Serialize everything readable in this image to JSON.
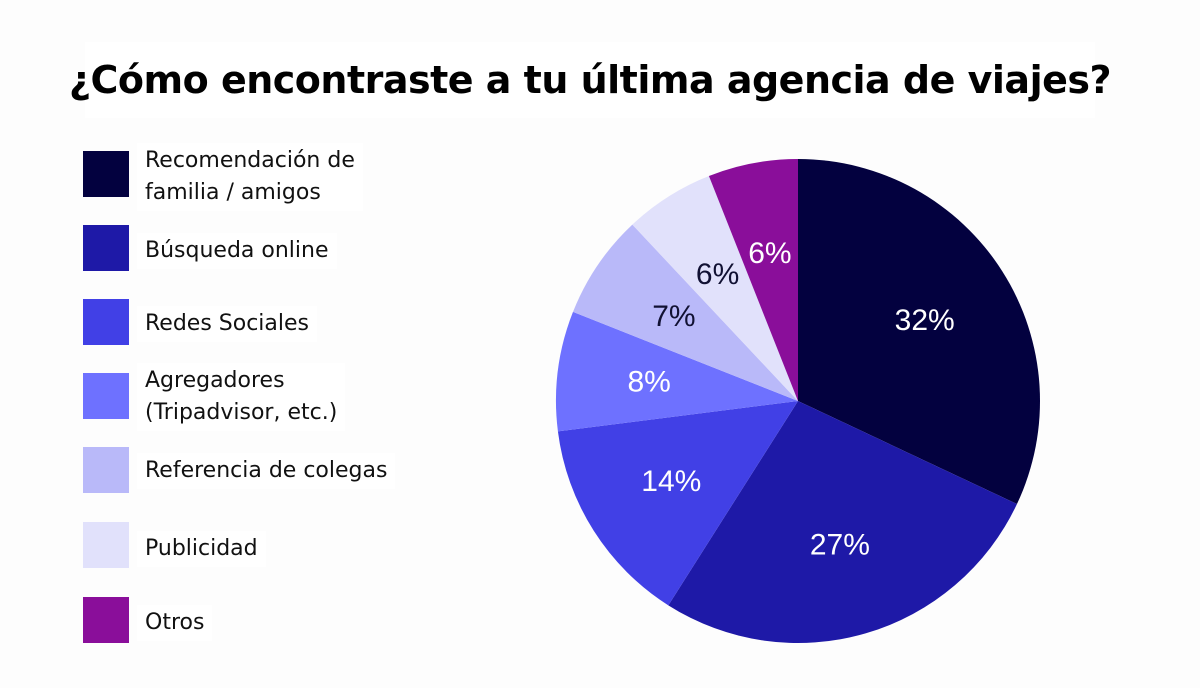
{
  "chart_data": {
    "type": "pie",
    "title": "¿Cómo encontraste a tu última agencia de viajes?",
    "slices": [
      {
        "label": "Recomendación de\nfamilia / amigos",
        "value": 32,
        "display": "32%",
        "color": "#03013f",
        "text_color": "#ffffff"
      },
      {
        "label": "Búsqueda online",
        "value": 27,
        "display": "27%",
        "color": "#1e19a7",
        "text_color": "#ffffff"
      },
      {
        "label": "Redes Sociales",
        "value": 14,
        "display": "14%",
        "color": "#4140e6",
        "text_color": "#ffffff"
      },
      {
        "label": "Agregadores\n(Tripadvisor, etc.)",
        "value": 8,
        "display": "8%",
        "color": "#6e71ff",
        "text_color": "#ffffff"
      },
      {
        "label": "Referencia de colegas",
        "value": 7,
        "display": "7%",
        "color": "#b9b9f9",
        "text_color": "#111133"
      },
      {
        "label": "Publicidad",
        "value": 6,
        "display": "6%",
        "color": "#e1e1fb",
        "text_color": "#111133"
      },
      {
        "label": "Otros",
        "value": 6,
        "display": "6%",
        "color": "#8a0e9a",
        "text_color": "#ffffff"
      }
    ],
    "legend_position": "left",
    "start_angle": "12 o'clock",
    "direction": "clockwise"
  }
}
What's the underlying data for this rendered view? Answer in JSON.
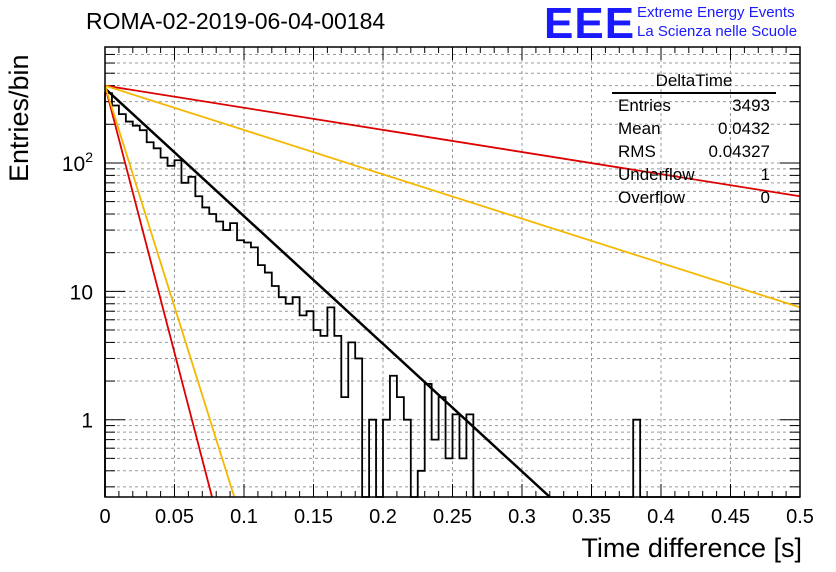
{
  "header": {
    "title": "ROMA-02-2019-06-04-00184",
    "logo_text": "EEE",
    "logo_line1": "Extreme Energy Events",
    "logo_line2": "La Scienza nelle Scuole"
  },
  "stats": {
    "title": "DeltaTime",
    "rows": [
      {
        "key": "Entries",
        "value": "3493"
      },
      {
        "key": "Mean",
        "value": "0.0432"
      },
      {
        "key": "RMS",
        "value": "0.04327"
      },
      {
        "key": "Underflow",
        "value": "1"
      },
      {
        "key": "Overflow",
        "value": "0"
      }
    ]
  },
  "chart_data": {
    "type": "line",
    "title": "ROMA-02-2019-06-04-00184",
    "xlabel": "Time difference [s]",
    "ylabel": "Entries/bin",
    "xlim": [
      0,
      0.5
    ],
    "ylim": [
      0.25,
      800
    ],
    "y_scale": "log",
    "grid": true,
    "x_ticks": [
      "0",
      "0.05",
      "0.1",
      "0.15",
      "0.2",
      "0.25",
      "0.3",
      "0.35",
      "0.4",
      "0.45",
      "0.5"
    ],
    "y_ticks": [
      {
        "value": 1,
        "label": "1"
      },
      {
        "value": 10,
        "label": "10"
      },
      {
        "value": 100,
        "label": "10²"
      }
    ],
    "histogram": {
      "bin_width": 0.005,
      "color": "#000000",
      "values": [
        350,
        280,
        240,
        210,
        195,
        180,
        145,
        130,
        110,
        95,
        105,
        70,
        78,
        55,
        45,
        40,
        35,
        30,
        34,
        25,
        24,
        22,
        16,
        14,
        11,
        9,
        8,
        9,
        6.5,
        7,
        5,
        4.5,
        7.5,
        4.5,
        1.5,
        4,
        3,
        0.25,
        1,
        0.25,
        1,
        2.2,
        1.5,
        1,
        0.25,
        0.4,
        1.9,
        0.7,
        1.5,
        0.5,
        1.1,
        0.5,
        1.1,
        0.25,
        0.25,
        0.25,
        0.25,
        0.25,
        0.25,
        0.25,
        0.25,
        0.25,
        0.25,
        0.25,
        0.25,
        0.25,
        0.25,
        0.25,
        0.25,
        0.25,
        0.25,
        0.25,
        0.25,
        0.25,
        0.25,
        0.25,
        1,
        0.25,
        0.25,
        0.25,
        0.25,
        0.25,
        0.25,
        0.25,
        0.25,
        0.25,
        0.25,
        0.25,
        0.25,
        0.25,
        0.25,
        0.25,
        0.25,
        0.25,
        0.25,
        0.25,
        0.25,
        0.25,
        0.25,
        0.25
      ]
    },
    "series": [
      {
        "color": "#000000",
        "x": [
          0,
          0.32
        ],
        "y": [
          380,
          0.25
        ],
        "width": 2.5
      },
      {
        "color": "#dd0000",
        "x": [
          0,
          0.5
        ],
        "y": [
          400,
          55
        ],
        "width": 1.8
      },
      {
        "color": "#f5b800",
        "x": [
          0,
          0.5
        ],
        "y": [
          400,
          7.5
        ],
        "width": 1.8
      },
      {
        "color": "#dd0000",
        "x": [
          0,
          0.077
        ],
        "y": [
          400,
          0.25
        ],
        "width": 1.8
      },
      {
        "color": "#f5b800",
        "x": [
          0,
          0.093
        ],
        "y": [
          400,
          0.25
        ],
        "width": 1.8
      }
    ]
  }
}
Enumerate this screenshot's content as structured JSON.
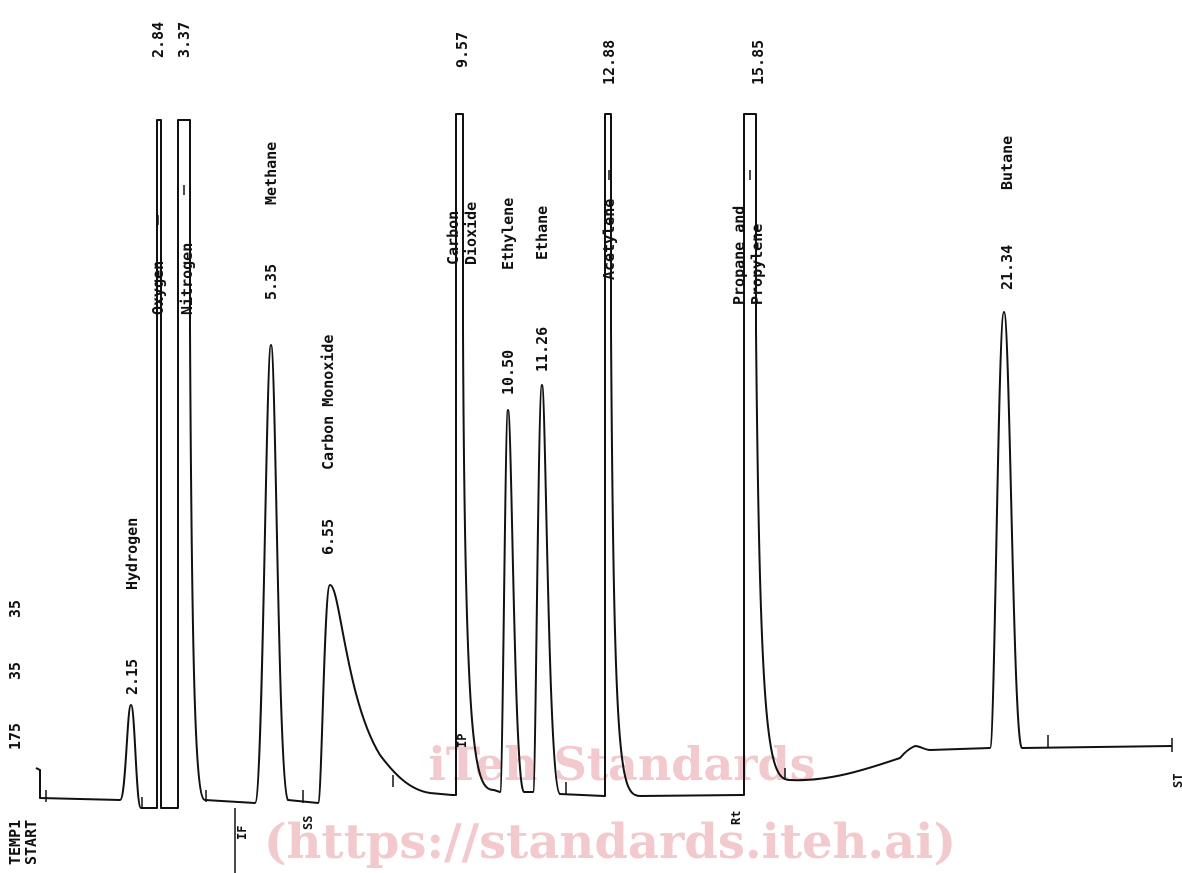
{
  "chart_data": {
    "type": "line",
    "title": "",
    "xlabel": "",
    "ylabel": "",
    "header": {
      "temp_label": "TEMP1",
      "start_label": "START",
      "values": [
        "175",
        "35",
        "35"
      ]
    },
    "end_label": "ST",
    "peaks": [
      {
        "rt": "2.15",
        "name": "Hydrogen",
        "height": 0.1
      },
      {
        "rt": "2.84",
        "name": "Oxygen",
        "height": 1.0
      },
      {
        "rt": "3.37",
        "name": "Nitrogen",
        "height": 1.0
      },
      {
        "rt": "5.35",
        "name": "Methane",
        "height": 0.83
      },
      {
        "rt": "6.55",
        "name": "Carbon Monoxide",
        "height": 0.37
      },
      {
        "rt": "9.57",
        "name": "Carbon Dioxide",
        "height": 1.0
      },
      {
        "rt": "10.50",
        "name": "Ethylene",
        "height": 0.67
      },
      {
        "rt": "11.26",
        "name": "Ethane",
        "height": 0.71
      },
      {
        "rt": "12.88",
        "name": "Acetylene",
        "height": 1.0
      },
      {
        "rt": "15.85",
        "name": "Propane and Propylene",
        "height": 1.0
      },
      {
        "rt": "21.34",
        "name": "Butane",
        "height": 0.89
      }
    ],
    "event_marks": [
      "IF",
      "SS",
      "IP",
      "Rt"
    ]
  },
  "watermark": {
    "line1": "iTeh Standards",
    "line2": "(https://standards.iteh.ai)"
  }
}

============

■ Exercise requirements
In the listing above, locate each line with "Carbon" and copy it.

■ Right answer
        "name": "Carbon Monoxide",
        "name": "Carbon Dioxide",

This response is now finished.